主要作者及研究机构

该研究由Liang Tang、Yan Wang、Ju Xiang、Dawei Yang、Yan Zhang、Qin Xiang和Jianming Li共同完成。研究团队来自多个机构，包括长沙医学院基础生物学系、梧州医学院基础生物学系、长沙医学院神经科学与行为研究中心、湖南省高校功能核酸基础与临床研究重点实验室以及中南大学计算机科学与工程学院。该研究于2023年发表在《Experimental and Therapeutic Medicine》期刊上。

学术背景

阿尔茨海默病（Alzheimer’s Disease, AD）是一种进行性、持续性的中枢神经系统退行性疾病，主要表现为认知障碍和记忆障碍。目前，AD的发病机制尚不明确，且缺乏有效的治疗方法。尽管胆碱酯酶抑制剂在临床上被广泛使用，但这些药物只能缓解症状，无法根治疾病。近年来，天然药物如多糖、苯丙素、黄酮类、生物碱、皂苷和多酚等被认为具有治疗AD的潜力。

雷公藤多苷（Tripterygium Glycosides, TG）是从雷公藤根皮中提取的总苷，已被用于治疗类风湿性关节炎、狼疮性肾炎、糖尿病和格林-巴利综合征等疾病。动物实验表明，TG对中枢神经系统具有保护作用，能够显著改善由脂多糖（LPS）诱导的星形胶质细胞炎症损伤。然而，TG在AD中的作用机制尚不明确。

非编码RNA（ncRNA），包括长链非编码RNA（lncRNA）、环状RNA（circRNA）和微小RNA（miRNA），在多种生物过程中发挥重要作用。研究表明，lncRNA和circRNA可能参与AD的发病机制，并被认为是AD的风险因素、进展标志物和治疗靶点。然而，TG在AD治疗中调控的lncRNA和circRNA尚未被确定。因此，本研究旨在通过微阵列技术评估TG处理的AD小鼠模型中lncRNA和circRNA的表达谱，以揭示TG在AD中的作用机制。

研究流程

1. AD小鼠模型的构建
   研究使用24只C57BL/6J小鼠，分为AD+TG组和AD+生理盐水（NS）组。AD模型通过Aβ25-35诱导构建，TG组小鼠每天腹腔注射TG（0.25 mg/10 g），NS组小鼠注射生理盐水，持续4周。实验结束时，每组随机选取3只小鼠的海马组织进行后续分析。

2. 组织收集与RNA提取
   小鼠海马组织被分离并储存于-80°C，使用TRIzol试剂提取总RNA，并通过DNase I去除DNA污染。RNA质量通过NanoDrop分光光度计进行定量。
● ● ● ● ● ● ●
• **任务说明**
请从雷公藤多苷治疗阿尔茨海默病小鼠研究一文的结尾处接着往下写。 这些记录与此无关。

• **原始资料**
● ● ● ● ● ● ●
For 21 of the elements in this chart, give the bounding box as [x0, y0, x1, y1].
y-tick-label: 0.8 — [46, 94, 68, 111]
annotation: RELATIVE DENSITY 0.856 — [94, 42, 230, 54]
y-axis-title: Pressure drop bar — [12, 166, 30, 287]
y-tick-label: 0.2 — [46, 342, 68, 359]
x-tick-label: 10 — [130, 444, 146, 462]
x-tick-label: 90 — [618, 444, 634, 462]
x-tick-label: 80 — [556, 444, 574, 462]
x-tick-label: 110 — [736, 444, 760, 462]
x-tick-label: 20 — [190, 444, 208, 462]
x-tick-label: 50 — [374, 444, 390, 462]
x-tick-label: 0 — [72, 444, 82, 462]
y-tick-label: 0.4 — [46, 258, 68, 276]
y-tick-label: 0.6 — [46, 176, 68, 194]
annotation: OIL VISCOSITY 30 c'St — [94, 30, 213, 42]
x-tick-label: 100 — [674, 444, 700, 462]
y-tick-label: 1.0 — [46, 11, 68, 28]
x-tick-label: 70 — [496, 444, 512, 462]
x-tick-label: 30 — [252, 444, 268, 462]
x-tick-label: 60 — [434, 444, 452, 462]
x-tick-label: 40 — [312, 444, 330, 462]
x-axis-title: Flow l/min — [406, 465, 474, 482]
● ● ● ● ● ● ●
• **本题答案**
3. 微阵列分析
   使用Agilent表达谱芯片对6个样本（AD+NS组和AD+TG组各3个）进行PCR扩增和荧光标记。标记的cRNA通过RNA提取和纯化试剂盒进行纯化，并与Agilent-085631微阵列杂交。数据通过Feature Extraction软件读取，并使用R软件中的limma包进行归一化处理。筛选出差异表达的lncRNA、circRNA和mRNA（fold change ≥2，p<0.05），并进行聚类分析。

4. RT-qPCR验证
   随机选择4个lncRNA、4个mRNA和4个circRNA进行RT-qPCR验证，结果与微阵列分析一致。

5. 共表达网络分析
   使用Pearson相关分析计算lncRNA、circRNA和mRNA之间的相关系数，筛选出相关性显著的基因对，并使用Circos软件构建共表达网络。

6. PPI网络分析
   使用STRING数据库构建差异表达mRNA的蛋白质-蛋白质相互作用（PPI）网络，筛选出关键基因。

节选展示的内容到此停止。